### Task prompt
Look at the entries below and reproduce them exactly.

(Stored data)
_____

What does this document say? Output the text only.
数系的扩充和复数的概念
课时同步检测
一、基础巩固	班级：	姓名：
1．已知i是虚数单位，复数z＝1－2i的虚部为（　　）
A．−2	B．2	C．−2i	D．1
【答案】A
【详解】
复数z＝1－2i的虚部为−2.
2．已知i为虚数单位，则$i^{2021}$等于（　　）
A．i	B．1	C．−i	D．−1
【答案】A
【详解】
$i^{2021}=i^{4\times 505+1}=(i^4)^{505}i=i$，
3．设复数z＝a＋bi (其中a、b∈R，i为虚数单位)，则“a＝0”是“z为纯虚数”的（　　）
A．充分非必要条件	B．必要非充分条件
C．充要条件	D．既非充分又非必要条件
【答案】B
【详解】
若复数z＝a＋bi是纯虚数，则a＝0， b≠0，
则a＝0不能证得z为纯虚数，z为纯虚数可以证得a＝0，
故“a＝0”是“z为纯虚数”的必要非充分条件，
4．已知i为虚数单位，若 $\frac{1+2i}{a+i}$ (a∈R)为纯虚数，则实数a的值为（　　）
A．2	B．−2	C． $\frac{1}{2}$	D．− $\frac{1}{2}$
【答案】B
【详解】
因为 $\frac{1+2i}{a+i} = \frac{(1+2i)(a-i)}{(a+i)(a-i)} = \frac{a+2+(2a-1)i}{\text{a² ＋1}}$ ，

_____

### Output of the task
What does this document say? Output the text only.
数系的扩充和复数的概念
课时同步检测
一、基础巩固	班级：	姓名：
1．已知i是虚数单位，复数z＝1－2i的虚部为（　　）
A．−2	B．2	C．−2i	D．1
【答案】A
【详解】
复数z＝1－2i的虚部为−2.
2．已知i为虚数单位，则$i^{2021}$等于（　　）
A．i	B．1	C．−i	D．−1
【答案】A
【详解】
$i^{2021}=i^{4\times 505+1}=(i^4)^{505}i=i$，
3．设复数z＝a＋bi (其中a、b∈R，i为虚数单位)，则“a＝0”是“z为纯虚数”的（　　）
A．充分非必要条件	B．必要非充分条件
C．充要条件	D．既非充分又非必要条件
【答案】B
【详解】
若复数z＝a＋bi是纯虚数，则a＝0， b≠0，
则a＝0不能证得z为纯虚数，z为纯虚数可以证得a＝0，
故“a＝0”是“z为纯虚数”的必要非充分条件，
4．已知i为虚数单位，若 $\frac{1+2i}{a+i}$ (a∈R)为纯虚数，则实数a的值为（　　）
A．2	B．−2	C． $\frac{1}{2}$	D．− $\frac{1}{2}$
【答案】B
【详解】
因为 $\frac{1+2i}{a+i} = \frac{(1+2i)(a-i)}{(a+i)(a-i)} = \frac{a+2+(2a-1)i}{\text{a² ＋1}}$ ，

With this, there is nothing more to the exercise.